## SHORT EXERCISE
Print out each entry below exactly, please.

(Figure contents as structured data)
□ □ □ □
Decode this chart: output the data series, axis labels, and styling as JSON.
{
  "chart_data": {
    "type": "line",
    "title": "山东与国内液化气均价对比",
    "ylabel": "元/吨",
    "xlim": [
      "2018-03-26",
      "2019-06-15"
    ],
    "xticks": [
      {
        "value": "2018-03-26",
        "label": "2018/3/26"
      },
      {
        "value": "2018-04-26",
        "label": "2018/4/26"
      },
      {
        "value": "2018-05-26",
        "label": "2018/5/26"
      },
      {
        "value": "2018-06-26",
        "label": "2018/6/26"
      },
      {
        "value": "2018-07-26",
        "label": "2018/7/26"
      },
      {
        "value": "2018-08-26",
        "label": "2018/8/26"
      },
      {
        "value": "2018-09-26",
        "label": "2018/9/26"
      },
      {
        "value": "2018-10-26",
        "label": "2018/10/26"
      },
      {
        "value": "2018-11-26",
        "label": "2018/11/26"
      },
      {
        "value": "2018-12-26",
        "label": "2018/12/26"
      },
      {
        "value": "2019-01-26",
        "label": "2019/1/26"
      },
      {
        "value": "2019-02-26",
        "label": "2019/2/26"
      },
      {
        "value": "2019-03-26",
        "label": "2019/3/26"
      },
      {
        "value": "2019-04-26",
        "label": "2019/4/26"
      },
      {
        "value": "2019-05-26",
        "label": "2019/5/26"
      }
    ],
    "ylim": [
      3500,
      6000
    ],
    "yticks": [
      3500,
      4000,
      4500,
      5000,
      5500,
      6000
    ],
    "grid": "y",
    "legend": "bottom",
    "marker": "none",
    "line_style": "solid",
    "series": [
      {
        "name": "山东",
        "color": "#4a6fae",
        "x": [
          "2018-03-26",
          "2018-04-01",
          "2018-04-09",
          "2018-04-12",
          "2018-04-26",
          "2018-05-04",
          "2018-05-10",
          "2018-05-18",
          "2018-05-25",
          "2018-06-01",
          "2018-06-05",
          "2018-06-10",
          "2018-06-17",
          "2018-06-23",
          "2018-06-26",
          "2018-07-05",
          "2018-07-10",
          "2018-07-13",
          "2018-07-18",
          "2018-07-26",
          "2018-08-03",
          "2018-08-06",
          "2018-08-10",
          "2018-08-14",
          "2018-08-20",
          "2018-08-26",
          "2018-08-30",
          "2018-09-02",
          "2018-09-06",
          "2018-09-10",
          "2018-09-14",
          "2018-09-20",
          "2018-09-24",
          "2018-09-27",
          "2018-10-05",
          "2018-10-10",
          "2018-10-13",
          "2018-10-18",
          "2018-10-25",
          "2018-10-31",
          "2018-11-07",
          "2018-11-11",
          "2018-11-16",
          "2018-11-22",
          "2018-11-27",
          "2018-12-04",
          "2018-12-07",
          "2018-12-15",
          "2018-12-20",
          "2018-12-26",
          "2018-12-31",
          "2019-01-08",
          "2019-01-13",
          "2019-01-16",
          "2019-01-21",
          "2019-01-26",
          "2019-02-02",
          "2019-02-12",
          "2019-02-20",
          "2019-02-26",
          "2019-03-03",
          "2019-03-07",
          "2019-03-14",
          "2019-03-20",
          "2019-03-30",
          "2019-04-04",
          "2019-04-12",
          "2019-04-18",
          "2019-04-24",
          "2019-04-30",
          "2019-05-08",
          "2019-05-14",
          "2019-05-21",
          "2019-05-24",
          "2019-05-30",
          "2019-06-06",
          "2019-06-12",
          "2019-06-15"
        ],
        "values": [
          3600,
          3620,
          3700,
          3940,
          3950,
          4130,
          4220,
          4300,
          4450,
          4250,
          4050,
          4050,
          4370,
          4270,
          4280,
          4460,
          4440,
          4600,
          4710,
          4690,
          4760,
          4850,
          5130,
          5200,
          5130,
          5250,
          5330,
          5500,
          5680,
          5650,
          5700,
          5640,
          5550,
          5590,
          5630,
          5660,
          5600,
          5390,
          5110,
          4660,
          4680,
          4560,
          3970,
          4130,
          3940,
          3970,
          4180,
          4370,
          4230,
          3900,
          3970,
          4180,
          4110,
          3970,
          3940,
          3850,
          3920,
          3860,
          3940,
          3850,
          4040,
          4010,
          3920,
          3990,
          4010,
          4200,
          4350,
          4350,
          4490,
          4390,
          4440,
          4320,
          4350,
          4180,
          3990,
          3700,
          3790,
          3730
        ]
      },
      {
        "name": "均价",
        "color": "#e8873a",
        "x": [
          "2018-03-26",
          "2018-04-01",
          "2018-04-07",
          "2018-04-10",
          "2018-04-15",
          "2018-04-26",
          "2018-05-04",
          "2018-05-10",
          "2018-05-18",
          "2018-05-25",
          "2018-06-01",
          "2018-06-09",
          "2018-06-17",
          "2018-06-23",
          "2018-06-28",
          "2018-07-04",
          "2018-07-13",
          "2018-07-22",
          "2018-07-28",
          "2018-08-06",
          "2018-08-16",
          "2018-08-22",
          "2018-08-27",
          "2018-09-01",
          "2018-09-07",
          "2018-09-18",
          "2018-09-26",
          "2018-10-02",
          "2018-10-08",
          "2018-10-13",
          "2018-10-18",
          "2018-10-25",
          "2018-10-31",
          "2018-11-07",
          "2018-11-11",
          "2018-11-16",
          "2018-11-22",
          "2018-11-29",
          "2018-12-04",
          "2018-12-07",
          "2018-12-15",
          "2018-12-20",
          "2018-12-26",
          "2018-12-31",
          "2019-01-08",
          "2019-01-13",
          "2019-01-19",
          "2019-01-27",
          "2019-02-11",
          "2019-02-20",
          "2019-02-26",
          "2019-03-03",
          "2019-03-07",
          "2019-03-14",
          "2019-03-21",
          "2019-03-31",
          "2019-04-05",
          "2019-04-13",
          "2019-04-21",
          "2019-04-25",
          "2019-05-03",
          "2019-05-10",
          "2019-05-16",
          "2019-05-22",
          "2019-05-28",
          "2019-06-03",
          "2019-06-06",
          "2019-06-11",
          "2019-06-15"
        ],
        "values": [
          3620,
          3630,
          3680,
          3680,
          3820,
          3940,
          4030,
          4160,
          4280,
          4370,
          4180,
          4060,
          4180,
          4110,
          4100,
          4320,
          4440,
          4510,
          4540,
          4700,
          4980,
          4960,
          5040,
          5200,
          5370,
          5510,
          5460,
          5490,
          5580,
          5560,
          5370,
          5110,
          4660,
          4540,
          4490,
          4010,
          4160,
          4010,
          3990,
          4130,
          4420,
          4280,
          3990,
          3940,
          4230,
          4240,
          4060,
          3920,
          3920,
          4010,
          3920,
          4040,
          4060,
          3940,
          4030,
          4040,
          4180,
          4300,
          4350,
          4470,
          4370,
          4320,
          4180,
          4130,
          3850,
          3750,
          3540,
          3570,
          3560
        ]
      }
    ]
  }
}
□ □ □ □
## EXERCISE ANSWER
Decode this chart: output the data series, axis labels, and styling as JSON.
{
  "chart_data": {
    "type": "line",
    "title": "山东与国内液化气均价对比",
    "ylabel": "元/吨",
    "xlim": [
      "2018-03-26",
      "2019-06-15"
    ],
    "xticks": [
      {
        "value": "2018-03-26",
        "label": "2018/3/26"
      },
      {
        "value": "2018-04-26",
        "label": "2018/4/26"
      },
      {
        "value": "2018-05-26",
        "label": "2018/5/26"
      },
      {
        "value": "2018-06-26",
        "label": "2018/6/26"
      },
      {
        "value": "2018-07-26",
        "label": "2018/7/26"
      },
      {
        "value": "2018-08-26",
        "label": "2018/8/26"
      },
      {
        "value": "2018-09-26",
        "label": "2018/9/26"
      },
      {
        "value": "2018-10-26",
        "label": "2018/10/26"
      },
      {
        "value": "2018-11-26",
        "label": "2018/11/26"
      },
      {
        "value": "2018-12-26",
        "label": "2018/12/26"
      },
      {
        "value": "2019-01-26",
        "label": "2019/1/26"
      },
      {
        "value": "2019-02-26",
        "label": "2019/2/26"
      },
      {
        "value": "2019-03-26",
        "label": "2019/3/26"
      },
      {
        "value": "2019-04-26",
        "label": "2019/4/26"
      },
      {
        "value": "2019-05-26",
        "label": "2019/5/26"
      }
    ],
    "ylim": [
      3500,
      6000
    ],
    "yticks": [
      3500,
      4000,
      4500,
      5000,
      5500,
      6000
    ],
    "grid": "y",
    "legend": "bottom",
    "marker": "none",
    "line_style": "solid",
    "series": [
      {
        "name": "山东",
        "color": "#4a6fae",
        "x": [
          "2018-03-26",
          "2018-04-01",
          "2018-04-09",
          "2018-04-12",
          "2018-04-26",
          "2018-05-04",
          "2018-05-10",
          "2018-05-18",
          "2018-05-25",
          "2018-06-01",
          "2018-06-05",
          "2018-06-10",
          "2018-06-17",
          "2018-06-23",
          "2018-06-26",
          "2018-07-05",
          "2018-07-10",
          "2018-07-13",
          "2018-07-18",
          "2018-07-26",
          "2018-08-03",
          "2018-08-06",
          "2018-08-10",
          "2018-08-14",
          "2018-08-20",
          "2018-08-26",
          "2018-08-30",
          "2018-09-02",
          "2018-09-06",
          "2018-09-10",
          "2018-09-14",
          "2018-09-20",
          "2018-09-24",
          "2018-09-27",
          "2018-10-05",
          "2018-10-10",
          "2018-10-13",
          "2018-10-18",
          "2018-10-25",
          "2018-10-31",
          "2018-11-07",
          "2018-11-11",
          "2018-11-16",
          "2018-11-22",
          "2018-11-27",
          "2018-12-04",
          "2018-12-07",
          "2018-12-15",
          "2018-12-20",
          "2018-12-26",
          "2018-12-31",
          "2019-01-08",
          "2019-01-13",
          "2019-01-16",
          "2019-01-21",
          "2019-01-26",
          "2019-02-02",
          "2019-02-12",
          "2019-02-20",
          "2019-02-26",
          "2019-03-03",
          "2019-03-07",
          "2019-03-14",
          "2019-03-20",
          "2019-03-30",
          "2019-04-04",
          "2019-04-12",
          "2019-04-18",
          "2019-04-24",
          "2019-04-30",
          "2019-05-08",
          "2019-05-14",
          "2019-05-21",
          "2019-05-24",
          "2019-05-30",
          "2019-06-06",
          "2019-06-12",
          "2019-06-15"
        ],
        "values": [
          3600,
          3620,
          3700,
          3940,
          3950,
          4130,
          4220,
          4300,
          4450,
          4250,
          4050,
          4050,
          4370,
          4270,
          4280,
          4460,
          4440,
          4600,
          4710,
          4690,
          4760,
          4850,
          5130,
          5200,
          5130,
          5250,
          5330,
          5500,
          5680,
          5650,
          5700,
          5640,
          5550,
          5590,
          5630,
          5660,
          5600,
          5390,
          5110,
          4660,
          4680,
          4560,
          3970,
          4130,
          3940,
          3970,
          4180,
          4370,
          4230,
          3900,
          3970,
          4180,
          4110,
          3970,
          3940,
          3850,
          3920,
          3860,
          3940,
          3850,
          4040,
          4010,
          3920,
          3990,
          4010,
          4200,
          4350,
          4350,
          4490,
          4390,
          4440,
          4320,
          4350,
          4180,
          3990,
          3700,
          3790,
          3730
        ]
      },
      {
        "name": "均价",
        "color": "#e8873a",
        "x": [
          "2018-03-26",
          "2018-04-01",
          "2018-04-07",
          "2018-04-10",
          "2018-04-15",
          "2018-04-26",
          "2018-05-04",
          "2018-05-10",
          "2018-05-18",
          "2018-05-25",
          "2018-06-01",
          "2018-06-09",
          "2018-06-17",
          "2018-06-23",
          "2018-06-28",
          "2018-07-04",
          "2018-07-13",
          "2018-07-22",
          "2018-07-28",
          "2018-08-06",
          "2018-08-16",
          "2018-08-22",
          "2018-08-27",
          "2018-09-01",
          "2018-09-07",
          "2018-09-18",
          "2018-09-26",
          "2018-10-02",
          "2018-10-08",
          "2018-10-13",
          "2018-10-18",
          "2018-10-25",
          "2018-10-31",
          "2018-11-07",
          "2018-11-11",
          "2018-11-16",
          "2018-11-22",
          "2018-11-29",
          "2018-12-04",
          "2018-12-07",
          "2018-12-15",
          "2018-12-20",
          "2018-12-26",
          "2018-12-31",
          "2019-01-08",
          "2019-01-13",
          "2019-01-19",
          "2019-01-27",
          "2019-02-11",
          "2019-02-20",
          "2019-02-26",
          "2019-03-03",
          "2019-03-07",
          "2019-03-14",
          "2019-03-21",
          "2019-03-31",
          "2019-04-05",
          "2019-04-13",
          "2019-04-21",
          "2019-04-25",
          "2019-05-03",
          "2019-05-10",
          "2019-05-16",
          "2019-05-22",
          "2019-05-28",
          "2019-06-03",
          "2019-06-06",
          "2019-06-11",
          "2019-06-15"
        ],
        "values": [
          3620,
          3630,
          3680,
          3680,
          3820,
          3940,
          4030,
          4160,
          4280,
          4370,
          4180,
          4060,
          4180,
          4110,
          4100,
          4320,
          4440,
          4510,
          4540,
          4700,
          4980,
          4960,
          5040,
          5200,
          5370,
          5510,
          5460,
          5490,
          5580,
          5560,
          5370,
          5110,
          4660,
          4540,
          4490,
          4010,
          4160,
          4010,
          3990,
          4130,
          4420,
          4280,
          3990,
          3940,
          4230,
          4240,
          4060,
          3920,
          3920,
          4010,
          3920,
          4040,
          4060,
          3940,
          4030,
          4040,
          4180,
          4300,
          4350,
          4470,
          4370,
          4320,
          4180,
          4130,
          3850,
          3750,
          3540,
          3570,
          3560
        ]
      }
    ]
  }
}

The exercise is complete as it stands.